++++ Input records

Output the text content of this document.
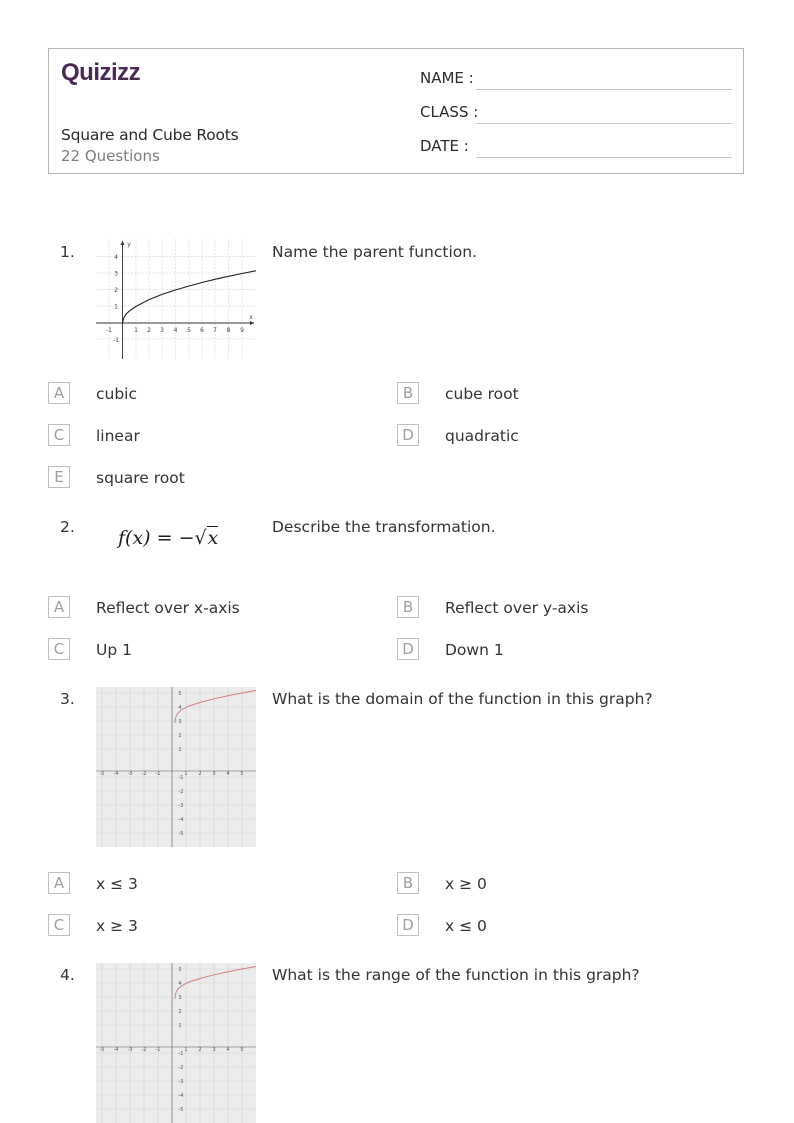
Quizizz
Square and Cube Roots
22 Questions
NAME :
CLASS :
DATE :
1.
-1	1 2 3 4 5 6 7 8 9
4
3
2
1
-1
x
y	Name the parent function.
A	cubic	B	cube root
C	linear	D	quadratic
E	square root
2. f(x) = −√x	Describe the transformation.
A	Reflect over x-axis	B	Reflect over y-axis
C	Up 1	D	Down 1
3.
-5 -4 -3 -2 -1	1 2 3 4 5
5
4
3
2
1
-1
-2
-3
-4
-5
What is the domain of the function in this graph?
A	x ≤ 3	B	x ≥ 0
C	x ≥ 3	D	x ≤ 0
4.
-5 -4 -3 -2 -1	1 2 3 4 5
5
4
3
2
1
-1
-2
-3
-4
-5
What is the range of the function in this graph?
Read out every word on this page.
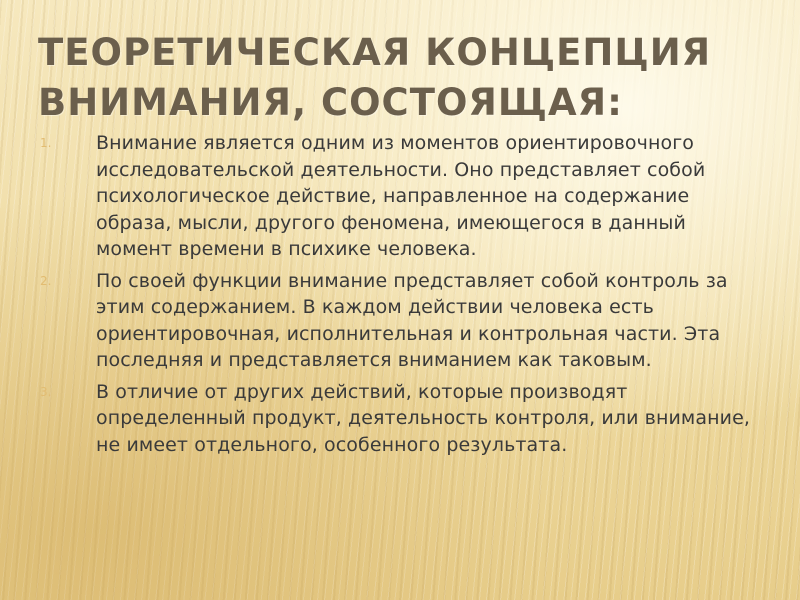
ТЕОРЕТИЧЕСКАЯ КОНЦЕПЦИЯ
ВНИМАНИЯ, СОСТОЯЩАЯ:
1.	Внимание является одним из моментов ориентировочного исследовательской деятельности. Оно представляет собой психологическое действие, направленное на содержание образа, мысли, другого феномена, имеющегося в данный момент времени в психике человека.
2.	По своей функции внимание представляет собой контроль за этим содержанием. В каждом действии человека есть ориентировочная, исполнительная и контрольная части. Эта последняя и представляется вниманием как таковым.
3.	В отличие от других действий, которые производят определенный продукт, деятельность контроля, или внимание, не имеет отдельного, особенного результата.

++++++++

• **To be done**
Copy the listing over exactly, skipping the pictures it holds.

• **Expected answer**
Output the text content of this document.
Quizizz
Square and Cube Roots
22 Questions
NAME :
CLASS :
DATE :
1.
-1	1 2 3 4 5 6 7 8 9
4
3
2
1
-1
x
y	Name the parent function.
A	cubic	B	cube root
C	linear	D	quadratic
E	square root
2. f(x) = −√x	Describe the transformation.
A	Reflect over x-axis	B	Reflect over y-axis
C	Up 1	D	Down 1
3.
-5 -4 -3 -2 -1	1 2 3 4 5
5
4
3
2
1
-1
-2
-3
-4
-5
What is the domain of the function in this graph?
A	x ≤ 3	B	x ≥ 0
C	x ≥ 3	D	x ≤ 0
4.
-5 -4 -3 -2 -1	1 2 3 4 5
5
4
3
2
1
-1
-2
-3
-4
-5
What is the range of the function in this graph?
Read out every word on this page.
ТЕОРЕТИЧЕСКАЯ КОНЦЕПЦИЯ
ВНИМАНИЯ, СОСТОЯЩАЯ:
1.	Внимание является одним из моментов ориентировочного исследовательской деятельности. Оно представляет собой психологическое действие, направленное на содержание образа, мысли, другого феномена, имеющегося в данный момент времени в психике человека.
2.	По своей функции внимание представляет собой контроль за этим содержанием. В каждом действии человека есть ориентировочная, исполнительная и контрольная части. Эта последняя и представляется вниманием как таковым.
3.	В отличие от других действий, которые производят определенный продукт, деятельность контроля, или внимание, не имеет отдельного, особенного результата.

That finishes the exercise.